→ **TASK INPUT**
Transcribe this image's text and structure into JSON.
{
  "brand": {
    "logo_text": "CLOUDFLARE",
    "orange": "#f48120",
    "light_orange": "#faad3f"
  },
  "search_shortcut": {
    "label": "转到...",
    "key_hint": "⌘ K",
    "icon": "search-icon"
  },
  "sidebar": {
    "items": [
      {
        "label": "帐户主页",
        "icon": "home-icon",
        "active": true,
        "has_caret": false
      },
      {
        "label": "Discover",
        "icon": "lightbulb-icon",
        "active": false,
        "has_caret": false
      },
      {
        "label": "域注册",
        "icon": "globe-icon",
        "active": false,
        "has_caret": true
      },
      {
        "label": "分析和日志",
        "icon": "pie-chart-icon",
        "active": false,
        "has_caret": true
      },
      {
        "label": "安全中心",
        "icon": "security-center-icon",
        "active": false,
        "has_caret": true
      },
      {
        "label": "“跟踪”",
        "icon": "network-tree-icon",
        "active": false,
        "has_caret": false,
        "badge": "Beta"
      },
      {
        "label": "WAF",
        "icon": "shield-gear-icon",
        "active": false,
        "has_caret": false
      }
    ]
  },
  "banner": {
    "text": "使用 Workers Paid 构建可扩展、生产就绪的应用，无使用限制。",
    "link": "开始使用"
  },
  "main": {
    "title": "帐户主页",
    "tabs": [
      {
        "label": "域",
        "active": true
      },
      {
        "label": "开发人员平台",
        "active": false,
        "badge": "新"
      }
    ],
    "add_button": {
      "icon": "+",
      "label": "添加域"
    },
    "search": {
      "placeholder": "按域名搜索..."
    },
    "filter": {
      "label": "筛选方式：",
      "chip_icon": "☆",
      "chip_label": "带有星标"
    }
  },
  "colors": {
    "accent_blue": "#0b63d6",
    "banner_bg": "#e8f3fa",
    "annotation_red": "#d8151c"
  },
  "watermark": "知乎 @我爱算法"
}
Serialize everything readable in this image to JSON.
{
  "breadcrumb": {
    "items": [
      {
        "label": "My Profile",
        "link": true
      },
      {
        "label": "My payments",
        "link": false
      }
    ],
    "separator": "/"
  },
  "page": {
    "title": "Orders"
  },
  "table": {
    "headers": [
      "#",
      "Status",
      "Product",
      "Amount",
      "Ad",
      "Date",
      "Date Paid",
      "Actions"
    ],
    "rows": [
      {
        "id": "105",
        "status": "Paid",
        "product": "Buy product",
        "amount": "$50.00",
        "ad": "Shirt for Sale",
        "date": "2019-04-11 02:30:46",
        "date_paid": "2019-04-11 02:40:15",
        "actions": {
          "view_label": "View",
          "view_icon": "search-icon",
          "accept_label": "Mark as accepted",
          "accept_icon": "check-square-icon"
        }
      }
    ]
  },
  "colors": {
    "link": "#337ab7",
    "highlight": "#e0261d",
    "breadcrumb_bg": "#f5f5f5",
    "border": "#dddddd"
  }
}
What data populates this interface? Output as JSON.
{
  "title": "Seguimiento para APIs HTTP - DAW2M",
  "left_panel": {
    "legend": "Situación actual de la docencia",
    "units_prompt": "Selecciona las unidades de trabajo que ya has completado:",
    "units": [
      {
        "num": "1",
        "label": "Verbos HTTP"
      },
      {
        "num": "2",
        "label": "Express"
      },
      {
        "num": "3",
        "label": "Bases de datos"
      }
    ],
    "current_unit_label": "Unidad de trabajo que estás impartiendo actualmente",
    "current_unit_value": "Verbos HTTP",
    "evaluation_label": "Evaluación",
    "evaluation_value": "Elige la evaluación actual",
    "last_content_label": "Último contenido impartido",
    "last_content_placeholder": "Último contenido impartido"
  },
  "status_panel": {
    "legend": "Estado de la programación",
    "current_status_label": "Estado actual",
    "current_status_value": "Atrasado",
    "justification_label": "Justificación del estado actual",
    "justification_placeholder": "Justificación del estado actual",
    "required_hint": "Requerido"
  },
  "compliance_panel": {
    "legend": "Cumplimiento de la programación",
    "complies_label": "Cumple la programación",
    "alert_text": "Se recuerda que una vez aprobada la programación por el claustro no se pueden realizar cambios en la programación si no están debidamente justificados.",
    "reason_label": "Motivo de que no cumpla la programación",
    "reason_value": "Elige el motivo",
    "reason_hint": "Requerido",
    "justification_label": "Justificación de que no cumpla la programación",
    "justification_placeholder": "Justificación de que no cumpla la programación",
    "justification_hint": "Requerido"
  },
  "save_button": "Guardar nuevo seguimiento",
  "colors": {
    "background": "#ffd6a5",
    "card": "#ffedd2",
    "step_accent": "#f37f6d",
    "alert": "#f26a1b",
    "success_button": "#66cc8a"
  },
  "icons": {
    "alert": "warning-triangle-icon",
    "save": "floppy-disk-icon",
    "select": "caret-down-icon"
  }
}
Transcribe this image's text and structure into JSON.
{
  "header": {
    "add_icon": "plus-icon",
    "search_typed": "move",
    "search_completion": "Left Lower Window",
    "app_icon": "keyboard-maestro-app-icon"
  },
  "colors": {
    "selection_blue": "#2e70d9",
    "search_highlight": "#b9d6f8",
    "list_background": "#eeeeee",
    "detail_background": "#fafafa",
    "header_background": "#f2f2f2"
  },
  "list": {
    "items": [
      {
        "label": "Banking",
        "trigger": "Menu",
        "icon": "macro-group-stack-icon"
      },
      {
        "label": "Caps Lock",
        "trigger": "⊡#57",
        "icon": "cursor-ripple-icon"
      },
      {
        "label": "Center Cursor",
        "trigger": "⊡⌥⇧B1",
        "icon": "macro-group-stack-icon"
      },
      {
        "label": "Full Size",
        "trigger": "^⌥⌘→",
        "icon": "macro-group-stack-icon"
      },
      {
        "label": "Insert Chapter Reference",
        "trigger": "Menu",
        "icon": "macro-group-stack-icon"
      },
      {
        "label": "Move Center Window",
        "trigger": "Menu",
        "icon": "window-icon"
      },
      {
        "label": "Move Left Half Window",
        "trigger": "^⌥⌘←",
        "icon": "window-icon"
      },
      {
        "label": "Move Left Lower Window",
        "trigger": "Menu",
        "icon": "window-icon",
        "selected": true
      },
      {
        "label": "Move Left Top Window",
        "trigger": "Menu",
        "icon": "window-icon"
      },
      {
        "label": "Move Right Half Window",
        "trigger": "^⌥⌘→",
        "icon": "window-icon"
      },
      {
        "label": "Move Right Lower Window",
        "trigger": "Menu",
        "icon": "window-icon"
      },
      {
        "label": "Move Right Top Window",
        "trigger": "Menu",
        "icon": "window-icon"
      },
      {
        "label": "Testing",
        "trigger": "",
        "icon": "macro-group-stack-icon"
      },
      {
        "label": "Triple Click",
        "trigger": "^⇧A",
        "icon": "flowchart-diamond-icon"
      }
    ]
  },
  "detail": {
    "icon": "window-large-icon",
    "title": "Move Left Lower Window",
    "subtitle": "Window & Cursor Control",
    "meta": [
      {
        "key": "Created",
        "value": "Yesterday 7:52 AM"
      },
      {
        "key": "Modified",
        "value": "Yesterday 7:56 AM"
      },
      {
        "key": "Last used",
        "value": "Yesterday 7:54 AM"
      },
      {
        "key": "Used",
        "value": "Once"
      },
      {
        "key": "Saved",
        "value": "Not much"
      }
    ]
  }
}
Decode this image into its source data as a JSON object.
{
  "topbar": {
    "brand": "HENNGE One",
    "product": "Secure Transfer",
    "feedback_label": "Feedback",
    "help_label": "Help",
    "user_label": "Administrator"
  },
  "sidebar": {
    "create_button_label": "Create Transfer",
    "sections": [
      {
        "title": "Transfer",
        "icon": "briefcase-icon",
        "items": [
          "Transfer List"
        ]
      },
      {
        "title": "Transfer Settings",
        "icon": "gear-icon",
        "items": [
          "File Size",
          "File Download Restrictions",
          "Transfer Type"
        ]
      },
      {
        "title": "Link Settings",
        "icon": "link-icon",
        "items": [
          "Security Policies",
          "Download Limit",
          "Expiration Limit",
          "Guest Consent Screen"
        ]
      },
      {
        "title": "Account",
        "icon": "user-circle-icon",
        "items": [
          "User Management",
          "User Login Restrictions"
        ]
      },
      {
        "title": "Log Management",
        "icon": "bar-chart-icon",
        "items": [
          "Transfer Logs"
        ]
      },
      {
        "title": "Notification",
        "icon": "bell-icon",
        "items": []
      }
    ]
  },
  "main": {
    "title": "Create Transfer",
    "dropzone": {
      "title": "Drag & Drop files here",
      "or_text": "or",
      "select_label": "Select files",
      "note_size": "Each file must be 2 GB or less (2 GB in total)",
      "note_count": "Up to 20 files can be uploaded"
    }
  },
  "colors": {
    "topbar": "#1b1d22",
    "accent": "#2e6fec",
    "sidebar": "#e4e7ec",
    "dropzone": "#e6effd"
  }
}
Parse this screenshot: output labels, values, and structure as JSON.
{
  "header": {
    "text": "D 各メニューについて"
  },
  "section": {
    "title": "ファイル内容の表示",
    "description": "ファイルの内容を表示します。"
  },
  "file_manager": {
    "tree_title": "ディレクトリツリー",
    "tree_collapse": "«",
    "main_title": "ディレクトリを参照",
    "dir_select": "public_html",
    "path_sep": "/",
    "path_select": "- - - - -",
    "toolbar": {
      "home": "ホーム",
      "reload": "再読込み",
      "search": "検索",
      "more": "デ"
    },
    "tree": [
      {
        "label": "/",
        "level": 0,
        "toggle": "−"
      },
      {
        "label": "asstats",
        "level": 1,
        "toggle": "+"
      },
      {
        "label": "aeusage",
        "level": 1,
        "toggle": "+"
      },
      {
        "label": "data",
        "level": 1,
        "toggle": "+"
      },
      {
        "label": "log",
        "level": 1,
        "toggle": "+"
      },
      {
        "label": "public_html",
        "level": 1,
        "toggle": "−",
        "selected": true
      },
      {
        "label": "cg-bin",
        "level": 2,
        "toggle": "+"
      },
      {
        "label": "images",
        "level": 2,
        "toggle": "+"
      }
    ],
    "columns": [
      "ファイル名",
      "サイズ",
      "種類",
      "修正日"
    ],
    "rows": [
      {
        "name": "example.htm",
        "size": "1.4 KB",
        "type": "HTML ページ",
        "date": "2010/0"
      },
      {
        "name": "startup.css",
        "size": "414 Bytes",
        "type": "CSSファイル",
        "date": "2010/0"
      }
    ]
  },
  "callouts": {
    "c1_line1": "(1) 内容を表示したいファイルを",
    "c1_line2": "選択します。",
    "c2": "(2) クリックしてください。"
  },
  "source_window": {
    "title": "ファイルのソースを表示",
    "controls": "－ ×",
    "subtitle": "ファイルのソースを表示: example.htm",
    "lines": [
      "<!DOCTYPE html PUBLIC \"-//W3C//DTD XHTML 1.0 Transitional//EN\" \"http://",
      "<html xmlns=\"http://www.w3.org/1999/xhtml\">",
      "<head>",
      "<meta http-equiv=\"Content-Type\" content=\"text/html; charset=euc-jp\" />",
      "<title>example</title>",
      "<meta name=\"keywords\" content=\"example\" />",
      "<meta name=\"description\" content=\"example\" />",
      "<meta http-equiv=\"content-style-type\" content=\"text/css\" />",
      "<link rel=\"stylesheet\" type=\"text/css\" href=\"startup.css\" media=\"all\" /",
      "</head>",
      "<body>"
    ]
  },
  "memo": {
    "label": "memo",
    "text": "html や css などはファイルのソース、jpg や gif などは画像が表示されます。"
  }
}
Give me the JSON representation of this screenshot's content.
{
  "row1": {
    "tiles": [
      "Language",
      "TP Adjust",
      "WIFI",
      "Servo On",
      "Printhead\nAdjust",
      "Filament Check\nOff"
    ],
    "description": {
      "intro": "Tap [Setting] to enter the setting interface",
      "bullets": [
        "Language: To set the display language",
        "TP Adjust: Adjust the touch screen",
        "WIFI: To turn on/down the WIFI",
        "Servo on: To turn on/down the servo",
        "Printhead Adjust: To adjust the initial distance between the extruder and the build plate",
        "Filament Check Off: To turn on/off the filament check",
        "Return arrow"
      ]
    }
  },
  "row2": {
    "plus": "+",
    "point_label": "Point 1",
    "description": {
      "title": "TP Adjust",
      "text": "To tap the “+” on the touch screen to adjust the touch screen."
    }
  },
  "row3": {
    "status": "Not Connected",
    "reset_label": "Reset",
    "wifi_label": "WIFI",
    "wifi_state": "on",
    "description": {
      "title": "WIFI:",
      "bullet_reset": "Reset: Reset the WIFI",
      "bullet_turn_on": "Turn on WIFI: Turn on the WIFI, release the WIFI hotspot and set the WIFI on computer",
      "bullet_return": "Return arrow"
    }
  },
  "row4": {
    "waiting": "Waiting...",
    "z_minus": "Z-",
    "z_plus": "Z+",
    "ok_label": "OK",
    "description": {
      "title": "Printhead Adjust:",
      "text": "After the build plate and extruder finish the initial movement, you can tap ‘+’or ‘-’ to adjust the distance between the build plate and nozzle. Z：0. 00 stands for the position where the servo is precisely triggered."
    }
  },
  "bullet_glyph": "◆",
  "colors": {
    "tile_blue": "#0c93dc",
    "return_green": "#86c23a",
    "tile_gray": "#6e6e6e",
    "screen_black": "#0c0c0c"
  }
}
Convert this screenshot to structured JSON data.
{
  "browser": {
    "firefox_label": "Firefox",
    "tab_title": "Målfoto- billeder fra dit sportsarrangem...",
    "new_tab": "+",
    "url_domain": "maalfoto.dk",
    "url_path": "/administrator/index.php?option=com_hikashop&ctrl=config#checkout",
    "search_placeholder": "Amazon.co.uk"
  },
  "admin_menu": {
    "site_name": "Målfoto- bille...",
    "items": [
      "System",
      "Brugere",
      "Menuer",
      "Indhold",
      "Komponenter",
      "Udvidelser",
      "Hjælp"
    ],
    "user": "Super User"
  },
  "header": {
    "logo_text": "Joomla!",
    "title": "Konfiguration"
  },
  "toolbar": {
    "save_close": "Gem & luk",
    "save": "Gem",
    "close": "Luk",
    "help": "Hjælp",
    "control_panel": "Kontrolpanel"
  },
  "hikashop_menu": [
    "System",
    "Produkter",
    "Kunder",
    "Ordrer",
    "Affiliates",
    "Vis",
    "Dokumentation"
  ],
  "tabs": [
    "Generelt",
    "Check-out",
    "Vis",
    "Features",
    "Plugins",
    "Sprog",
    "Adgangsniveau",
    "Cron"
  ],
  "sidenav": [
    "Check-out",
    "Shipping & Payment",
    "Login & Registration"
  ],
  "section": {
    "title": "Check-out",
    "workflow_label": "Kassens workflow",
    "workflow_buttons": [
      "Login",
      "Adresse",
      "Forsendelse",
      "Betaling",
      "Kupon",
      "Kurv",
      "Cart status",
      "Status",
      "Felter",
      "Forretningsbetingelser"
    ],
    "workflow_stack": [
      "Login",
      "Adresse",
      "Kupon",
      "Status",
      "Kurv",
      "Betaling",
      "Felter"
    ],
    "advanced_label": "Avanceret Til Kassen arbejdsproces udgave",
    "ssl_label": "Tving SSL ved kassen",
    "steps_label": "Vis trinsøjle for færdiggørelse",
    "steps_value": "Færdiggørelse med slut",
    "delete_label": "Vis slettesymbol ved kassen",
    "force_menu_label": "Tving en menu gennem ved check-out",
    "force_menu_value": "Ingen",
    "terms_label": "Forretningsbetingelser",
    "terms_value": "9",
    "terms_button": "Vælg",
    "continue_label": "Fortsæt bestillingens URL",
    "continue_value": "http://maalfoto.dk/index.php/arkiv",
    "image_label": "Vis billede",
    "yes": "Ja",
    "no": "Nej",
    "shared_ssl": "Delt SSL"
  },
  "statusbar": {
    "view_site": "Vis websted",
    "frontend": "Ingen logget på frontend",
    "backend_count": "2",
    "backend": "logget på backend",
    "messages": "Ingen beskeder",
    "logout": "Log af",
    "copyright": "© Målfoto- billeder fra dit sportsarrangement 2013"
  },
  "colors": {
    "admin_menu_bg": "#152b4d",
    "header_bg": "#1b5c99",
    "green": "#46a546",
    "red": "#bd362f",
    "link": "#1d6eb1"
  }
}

→ **YOUR GOAL**
Gather from the data above every line with the string "Forretningsbetingelser".

→ **EXERCISE RESPONSE**
      "Forretningsbetingelser"
    "terms_label": "Forretningsbetingelser",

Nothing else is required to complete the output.